— start of RECORDS FOR PROCESSING —
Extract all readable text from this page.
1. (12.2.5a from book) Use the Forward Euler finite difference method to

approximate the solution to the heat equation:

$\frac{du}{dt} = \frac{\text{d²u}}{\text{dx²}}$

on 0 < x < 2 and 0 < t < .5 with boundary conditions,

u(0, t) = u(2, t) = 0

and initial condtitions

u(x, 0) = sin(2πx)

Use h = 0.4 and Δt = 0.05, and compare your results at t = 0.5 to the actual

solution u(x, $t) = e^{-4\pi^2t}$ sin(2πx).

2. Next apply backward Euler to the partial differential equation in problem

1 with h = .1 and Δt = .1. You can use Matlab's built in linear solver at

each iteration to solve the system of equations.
— end of RECORDS FOR PROCESSING —
WRITTEN INSTRUCTION:
Pull out all lines of the data with the string "from".

THE REPLY:
Extract all readable text from this page.
1. (12.2.5a from book) Use the Forward Euler finite difference method to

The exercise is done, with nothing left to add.